## BEGIN DATA LINES

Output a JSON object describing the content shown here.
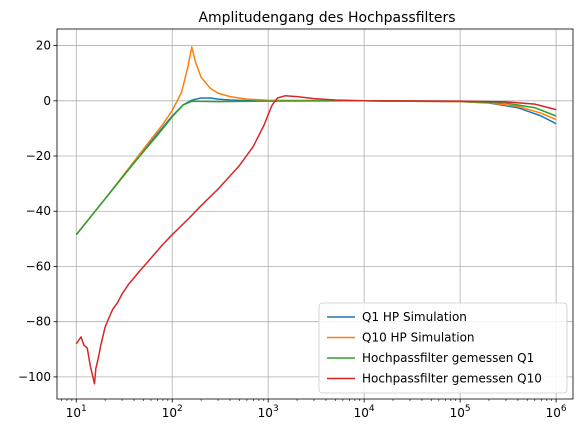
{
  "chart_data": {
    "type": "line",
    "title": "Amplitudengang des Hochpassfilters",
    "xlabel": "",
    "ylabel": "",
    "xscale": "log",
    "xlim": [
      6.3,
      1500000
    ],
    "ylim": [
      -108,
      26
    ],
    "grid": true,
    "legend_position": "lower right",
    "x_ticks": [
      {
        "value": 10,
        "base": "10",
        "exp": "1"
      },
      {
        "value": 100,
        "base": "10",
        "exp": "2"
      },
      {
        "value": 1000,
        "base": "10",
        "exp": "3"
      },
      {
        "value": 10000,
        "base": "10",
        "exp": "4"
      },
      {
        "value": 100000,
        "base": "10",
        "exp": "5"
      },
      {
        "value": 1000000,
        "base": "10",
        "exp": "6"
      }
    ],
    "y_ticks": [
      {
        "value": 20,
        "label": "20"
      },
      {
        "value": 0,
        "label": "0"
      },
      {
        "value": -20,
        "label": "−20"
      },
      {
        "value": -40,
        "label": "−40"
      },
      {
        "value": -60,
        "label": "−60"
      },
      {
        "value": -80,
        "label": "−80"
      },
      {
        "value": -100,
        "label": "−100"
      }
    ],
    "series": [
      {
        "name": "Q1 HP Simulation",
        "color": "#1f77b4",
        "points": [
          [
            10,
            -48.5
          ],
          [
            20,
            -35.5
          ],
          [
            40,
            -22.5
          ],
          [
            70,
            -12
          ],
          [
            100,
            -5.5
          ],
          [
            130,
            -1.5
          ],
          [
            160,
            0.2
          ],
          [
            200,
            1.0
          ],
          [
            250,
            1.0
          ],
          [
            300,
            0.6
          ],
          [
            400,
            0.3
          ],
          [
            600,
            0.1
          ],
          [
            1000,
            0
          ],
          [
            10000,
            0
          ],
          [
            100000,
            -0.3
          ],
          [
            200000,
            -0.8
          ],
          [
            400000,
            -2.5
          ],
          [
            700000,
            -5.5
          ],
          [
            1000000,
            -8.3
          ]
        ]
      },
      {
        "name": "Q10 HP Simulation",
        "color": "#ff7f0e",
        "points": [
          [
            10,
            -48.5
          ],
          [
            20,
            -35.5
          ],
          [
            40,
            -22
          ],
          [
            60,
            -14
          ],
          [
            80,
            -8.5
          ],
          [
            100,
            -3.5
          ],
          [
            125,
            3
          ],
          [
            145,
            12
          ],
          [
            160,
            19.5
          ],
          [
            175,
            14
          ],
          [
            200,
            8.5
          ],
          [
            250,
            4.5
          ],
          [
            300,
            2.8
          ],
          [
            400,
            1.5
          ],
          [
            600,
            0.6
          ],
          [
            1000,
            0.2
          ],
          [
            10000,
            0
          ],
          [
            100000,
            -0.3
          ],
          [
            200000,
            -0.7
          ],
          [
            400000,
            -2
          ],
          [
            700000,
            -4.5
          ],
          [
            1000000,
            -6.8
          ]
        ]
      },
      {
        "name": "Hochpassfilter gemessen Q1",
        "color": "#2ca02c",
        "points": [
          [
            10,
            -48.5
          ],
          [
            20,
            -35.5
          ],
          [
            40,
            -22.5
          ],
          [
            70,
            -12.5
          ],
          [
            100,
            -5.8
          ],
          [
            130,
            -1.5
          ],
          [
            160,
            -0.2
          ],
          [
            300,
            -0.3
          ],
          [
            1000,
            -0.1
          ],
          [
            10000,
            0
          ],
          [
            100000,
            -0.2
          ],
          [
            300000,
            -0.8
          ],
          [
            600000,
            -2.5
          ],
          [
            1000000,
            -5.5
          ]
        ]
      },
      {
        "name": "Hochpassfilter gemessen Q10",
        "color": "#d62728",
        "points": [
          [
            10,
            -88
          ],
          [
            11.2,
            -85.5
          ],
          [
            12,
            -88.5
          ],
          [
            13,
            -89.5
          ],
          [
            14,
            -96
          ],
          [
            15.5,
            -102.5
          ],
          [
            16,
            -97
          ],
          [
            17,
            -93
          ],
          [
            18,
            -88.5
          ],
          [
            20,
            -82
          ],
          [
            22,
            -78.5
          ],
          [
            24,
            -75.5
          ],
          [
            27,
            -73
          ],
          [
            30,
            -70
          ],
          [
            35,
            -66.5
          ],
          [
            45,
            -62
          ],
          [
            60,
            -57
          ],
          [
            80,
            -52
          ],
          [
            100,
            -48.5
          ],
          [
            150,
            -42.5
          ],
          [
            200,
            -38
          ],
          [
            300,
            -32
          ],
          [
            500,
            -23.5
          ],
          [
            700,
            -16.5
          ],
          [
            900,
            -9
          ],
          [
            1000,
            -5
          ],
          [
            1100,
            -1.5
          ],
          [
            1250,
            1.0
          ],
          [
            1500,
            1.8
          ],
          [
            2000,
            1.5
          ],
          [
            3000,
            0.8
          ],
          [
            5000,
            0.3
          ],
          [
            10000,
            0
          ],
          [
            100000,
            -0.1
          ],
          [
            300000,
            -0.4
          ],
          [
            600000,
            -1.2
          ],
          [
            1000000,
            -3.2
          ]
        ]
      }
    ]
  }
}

## END DATA LINES
## BEGIN DATA LINES

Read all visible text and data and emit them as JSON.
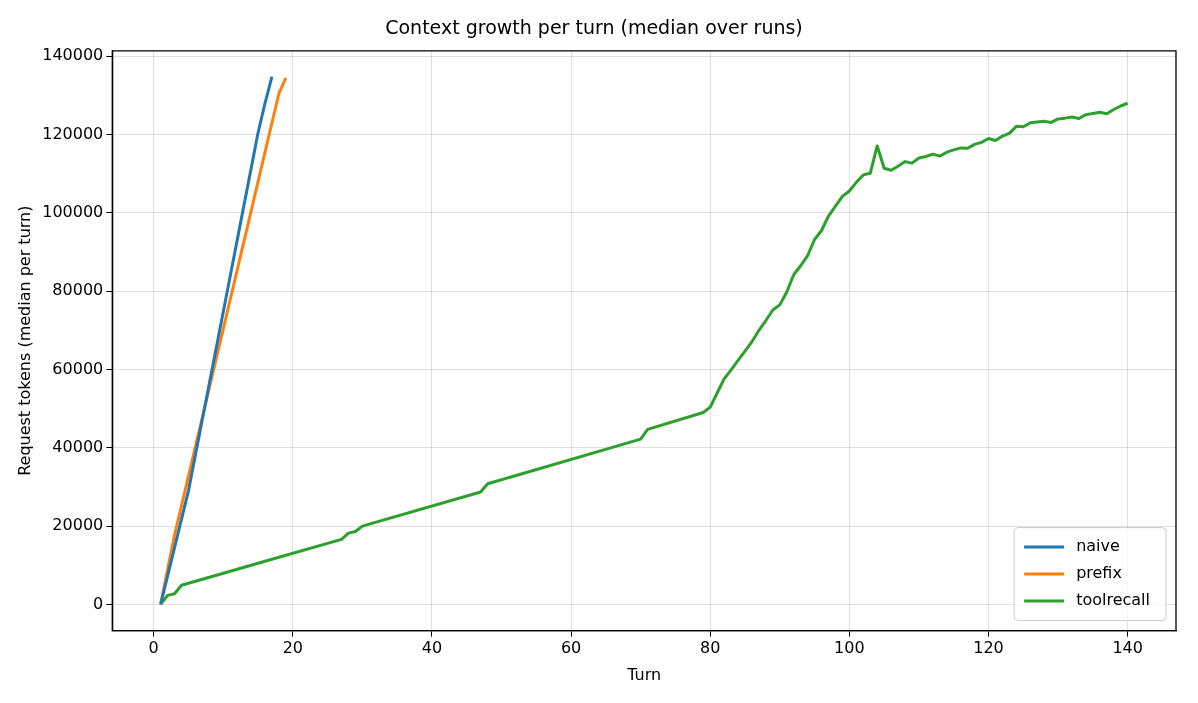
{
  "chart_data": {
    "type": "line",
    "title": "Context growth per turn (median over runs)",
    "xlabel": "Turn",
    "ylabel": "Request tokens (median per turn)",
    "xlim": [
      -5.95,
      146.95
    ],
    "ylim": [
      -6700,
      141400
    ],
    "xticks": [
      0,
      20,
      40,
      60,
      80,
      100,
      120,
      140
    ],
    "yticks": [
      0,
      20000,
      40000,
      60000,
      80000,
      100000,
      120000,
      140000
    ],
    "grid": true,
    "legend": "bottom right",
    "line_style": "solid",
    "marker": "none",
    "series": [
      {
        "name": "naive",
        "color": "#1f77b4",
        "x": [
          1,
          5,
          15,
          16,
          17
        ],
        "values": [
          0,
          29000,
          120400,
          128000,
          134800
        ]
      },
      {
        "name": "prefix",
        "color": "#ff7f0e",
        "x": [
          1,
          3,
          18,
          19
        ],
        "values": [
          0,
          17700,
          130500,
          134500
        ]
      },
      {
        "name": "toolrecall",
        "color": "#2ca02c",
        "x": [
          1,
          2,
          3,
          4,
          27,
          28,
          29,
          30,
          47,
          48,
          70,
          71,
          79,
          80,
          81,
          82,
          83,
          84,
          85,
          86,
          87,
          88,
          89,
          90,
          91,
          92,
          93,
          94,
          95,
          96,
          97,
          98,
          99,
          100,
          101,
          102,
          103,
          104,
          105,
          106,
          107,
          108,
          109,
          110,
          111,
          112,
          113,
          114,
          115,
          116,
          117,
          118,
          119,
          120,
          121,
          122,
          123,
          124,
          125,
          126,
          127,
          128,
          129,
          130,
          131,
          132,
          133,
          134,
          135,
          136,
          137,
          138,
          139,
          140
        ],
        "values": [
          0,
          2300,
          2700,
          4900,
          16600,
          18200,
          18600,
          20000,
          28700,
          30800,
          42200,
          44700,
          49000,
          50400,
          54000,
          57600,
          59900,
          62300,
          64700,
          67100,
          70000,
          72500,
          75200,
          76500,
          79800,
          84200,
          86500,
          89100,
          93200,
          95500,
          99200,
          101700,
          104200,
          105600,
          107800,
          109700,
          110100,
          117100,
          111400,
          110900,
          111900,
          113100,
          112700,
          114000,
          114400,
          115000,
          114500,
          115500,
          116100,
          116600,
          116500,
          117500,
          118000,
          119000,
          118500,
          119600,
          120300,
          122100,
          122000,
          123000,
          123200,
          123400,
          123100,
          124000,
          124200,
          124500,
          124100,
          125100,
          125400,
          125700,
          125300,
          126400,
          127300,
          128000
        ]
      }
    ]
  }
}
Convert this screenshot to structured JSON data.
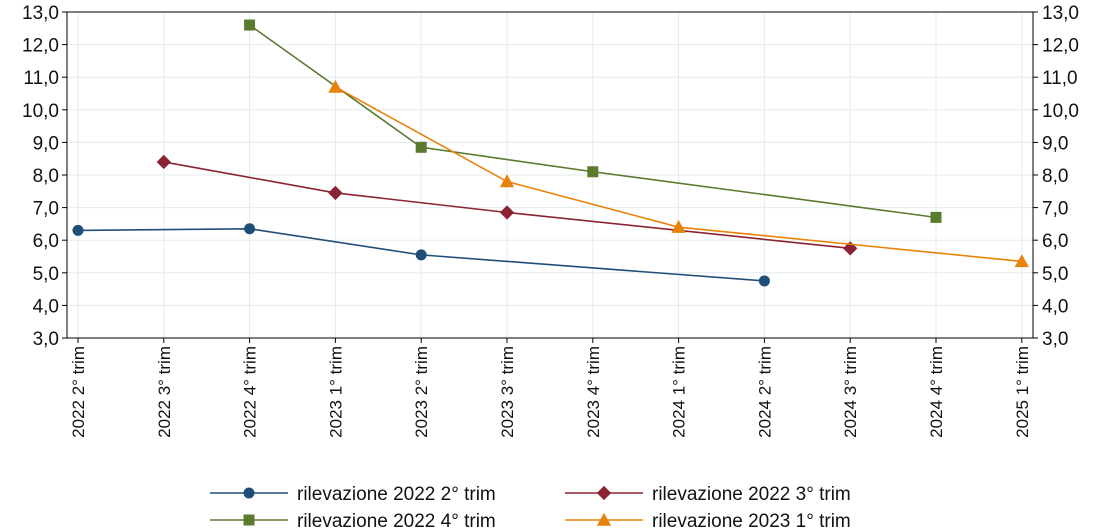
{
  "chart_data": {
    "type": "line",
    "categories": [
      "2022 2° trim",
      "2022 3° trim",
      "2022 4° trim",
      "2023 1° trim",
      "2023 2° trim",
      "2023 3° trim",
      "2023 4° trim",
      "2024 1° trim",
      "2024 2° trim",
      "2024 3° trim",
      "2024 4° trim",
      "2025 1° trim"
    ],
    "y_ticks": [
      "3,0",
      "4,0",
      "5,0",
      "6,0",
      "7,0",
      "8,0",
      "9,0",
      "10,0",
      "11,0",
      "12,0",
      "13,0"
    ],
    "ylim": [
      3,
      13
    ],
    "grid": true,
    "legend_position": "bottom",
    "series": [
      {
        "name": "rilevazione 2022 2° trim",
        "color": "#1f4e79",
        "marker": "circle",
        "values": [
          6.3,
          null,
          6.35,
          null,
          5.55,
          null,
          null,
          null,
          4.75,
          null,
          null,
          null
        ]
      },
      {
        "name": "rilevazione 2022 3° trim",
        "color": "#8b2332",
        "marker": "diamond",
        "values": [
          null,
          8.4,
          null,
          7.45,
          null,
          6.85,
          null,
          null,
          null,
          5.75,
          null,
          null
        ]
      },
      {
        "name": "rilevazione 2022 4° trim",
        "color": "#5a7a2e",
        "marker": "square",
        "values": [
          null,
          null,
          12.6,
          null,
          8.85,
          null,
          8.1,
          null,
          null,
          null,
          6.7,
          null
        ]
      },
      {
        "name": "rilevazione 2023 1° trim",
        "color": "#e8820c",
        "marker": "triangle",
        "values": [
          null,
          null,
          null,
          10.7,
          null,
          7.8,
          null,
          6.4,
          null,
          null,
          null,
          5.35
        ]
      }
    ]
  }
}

## END DATA LINES
## BEGIN DATA LINES

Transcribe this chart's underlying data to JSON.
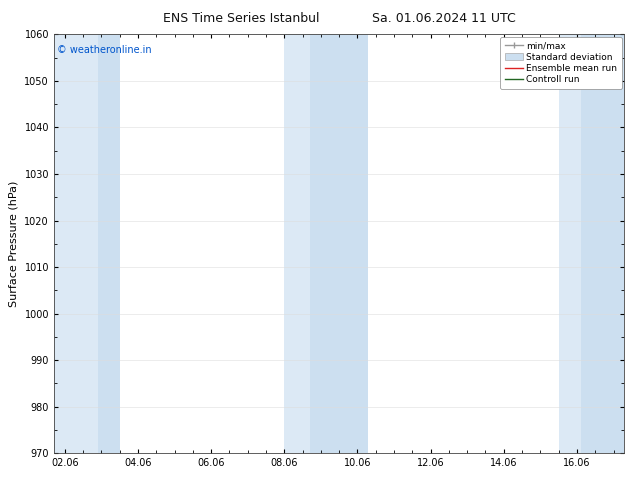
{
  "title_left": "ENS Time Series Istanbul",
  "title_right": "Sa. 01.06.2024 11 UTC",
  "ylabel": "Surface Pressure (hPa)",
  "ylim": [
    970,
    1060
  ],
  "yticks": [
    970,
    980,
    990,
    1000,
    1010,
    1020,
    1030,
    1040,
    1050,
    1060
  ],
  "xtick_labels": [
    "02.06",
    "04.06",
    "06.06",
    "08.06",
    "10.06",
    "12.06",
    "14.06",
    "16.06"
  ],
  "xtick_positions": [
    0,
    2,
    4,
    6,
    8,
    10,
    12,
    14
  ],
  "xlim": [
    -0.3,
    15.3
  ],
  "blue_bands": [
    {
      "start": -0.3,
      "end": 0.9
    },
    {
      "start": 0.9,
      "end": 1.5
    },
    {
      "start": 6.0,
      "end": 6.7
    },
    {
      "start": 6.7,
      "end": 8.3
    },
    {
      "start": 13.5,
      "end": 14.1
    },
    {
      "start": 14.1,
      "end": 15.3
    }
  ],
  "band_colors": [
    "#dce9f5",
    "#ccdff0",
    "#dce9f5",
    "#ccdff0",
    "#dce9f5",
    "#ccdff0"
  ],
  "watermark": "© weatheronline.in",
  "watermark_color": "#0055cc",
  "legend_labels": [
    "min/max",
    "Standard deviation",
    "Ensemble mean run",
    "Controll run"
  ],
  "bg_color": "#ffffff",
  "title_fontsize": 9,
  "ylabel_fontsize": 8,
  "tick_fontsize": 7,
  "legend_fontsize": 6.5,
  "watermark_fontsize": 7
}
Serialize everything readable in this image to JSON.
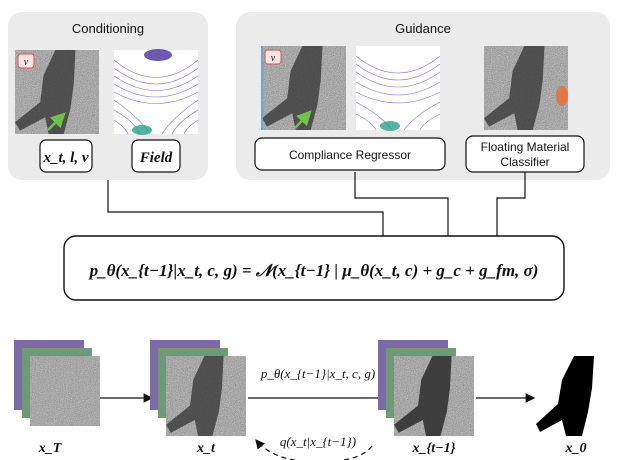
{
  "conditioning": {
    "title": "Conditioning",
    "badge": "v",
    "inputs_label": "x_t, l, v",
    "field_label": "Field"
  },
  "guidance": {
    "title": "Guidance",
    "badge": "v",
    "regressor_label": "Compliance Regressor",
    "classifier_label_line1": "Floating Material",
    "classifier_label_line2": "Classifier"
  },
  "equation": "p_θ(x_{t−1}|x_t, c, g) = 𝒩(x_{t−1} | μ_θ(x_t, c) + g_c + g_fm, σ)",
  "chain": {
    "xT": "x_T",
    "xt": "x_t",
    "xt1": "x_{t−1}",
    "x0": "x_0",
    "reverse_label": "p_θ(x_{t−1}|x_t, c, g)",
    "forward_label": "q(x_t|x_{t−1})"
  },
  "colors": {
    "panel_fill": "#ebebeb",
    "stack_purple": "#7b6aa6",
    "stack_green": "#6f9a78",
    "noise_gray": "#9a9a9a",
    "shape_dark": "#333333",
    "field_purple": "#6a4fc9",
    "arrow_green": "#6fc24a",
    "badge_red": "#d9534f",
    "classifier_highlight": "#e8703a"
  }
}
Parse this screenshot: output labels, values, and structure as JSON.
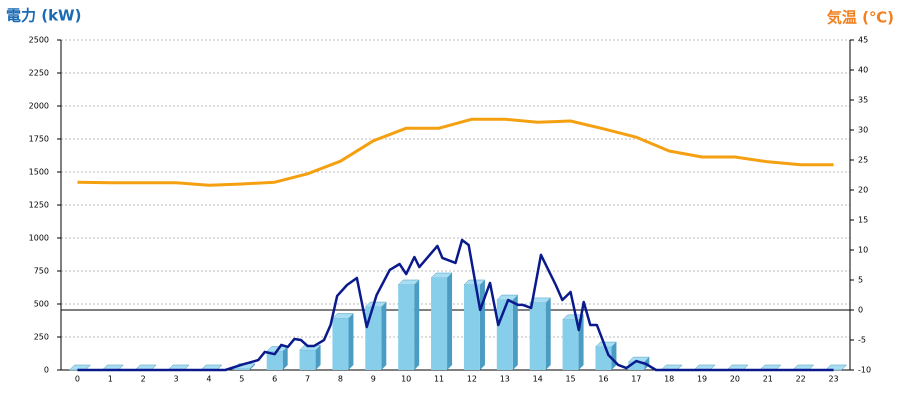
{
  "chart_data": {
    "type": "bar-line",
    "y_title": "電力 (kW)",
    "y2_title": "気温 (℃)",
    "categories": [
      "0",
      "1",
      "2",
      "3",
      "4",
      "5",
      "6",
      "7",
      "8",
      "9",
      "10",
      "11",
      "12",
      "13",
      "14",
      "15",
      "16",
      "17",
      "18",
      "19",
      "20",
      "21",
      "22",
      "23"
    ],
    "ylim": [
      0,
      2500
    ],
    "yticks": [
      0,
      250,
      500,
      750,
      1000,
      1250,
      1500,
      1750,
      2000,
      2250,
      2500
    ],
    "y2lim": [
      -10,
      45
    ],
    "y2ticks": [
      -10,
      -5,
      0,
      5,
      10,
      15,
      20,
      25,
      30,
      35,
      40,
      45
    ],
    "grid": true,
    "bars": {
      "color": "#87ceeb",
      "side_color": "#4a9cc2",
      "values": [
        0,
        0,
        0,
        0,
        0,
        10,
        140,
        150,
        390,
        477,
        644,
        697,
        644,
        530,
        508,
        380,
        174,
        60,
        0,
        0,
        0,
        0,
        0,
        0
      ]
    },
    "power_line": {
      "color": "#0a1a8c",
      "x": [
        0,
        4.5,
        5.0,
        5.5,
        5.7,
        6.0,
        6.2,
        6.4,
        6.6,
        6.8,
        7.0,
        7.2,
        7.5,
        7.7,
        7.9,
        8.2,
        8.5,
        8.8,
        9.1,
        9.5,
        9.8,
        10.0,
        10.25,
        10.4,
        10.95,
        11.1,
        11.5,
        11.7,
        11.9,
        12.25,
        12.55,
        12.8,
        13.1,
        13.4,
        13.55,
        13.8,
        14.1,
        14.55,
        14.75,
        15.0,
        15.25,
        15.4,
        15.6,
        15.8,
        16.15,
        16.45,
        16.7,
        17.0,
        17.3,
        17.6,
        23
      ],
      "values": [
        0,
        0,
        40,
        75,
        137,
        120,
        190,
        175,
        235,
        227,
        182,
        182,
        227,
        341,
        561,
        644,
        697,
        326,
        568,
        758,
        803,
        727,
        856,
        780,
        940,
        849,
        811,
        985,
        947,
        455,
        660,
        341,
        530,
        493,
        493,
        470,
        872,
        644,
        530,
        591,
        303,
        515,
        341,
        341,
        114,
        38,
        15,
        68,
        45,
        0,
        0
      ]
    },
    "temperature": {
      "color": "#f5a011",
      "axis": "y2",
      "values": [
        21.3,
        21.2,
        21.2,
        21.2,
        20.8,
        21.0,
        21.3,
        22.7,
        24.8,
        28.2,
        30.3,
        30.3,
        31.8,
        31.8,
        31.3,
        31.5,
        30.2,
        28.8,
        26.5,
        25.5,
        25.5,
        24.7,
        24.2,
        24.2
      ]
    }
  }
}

## END DATA LINES

▶ [JOB] From the listing above, copy every line that holds the string "screenshot".

▶ [TASK OUTPUT]
Convert this screenshot to structured JSON data.
Parse this screenshot: output labels, values, and structure as JSON.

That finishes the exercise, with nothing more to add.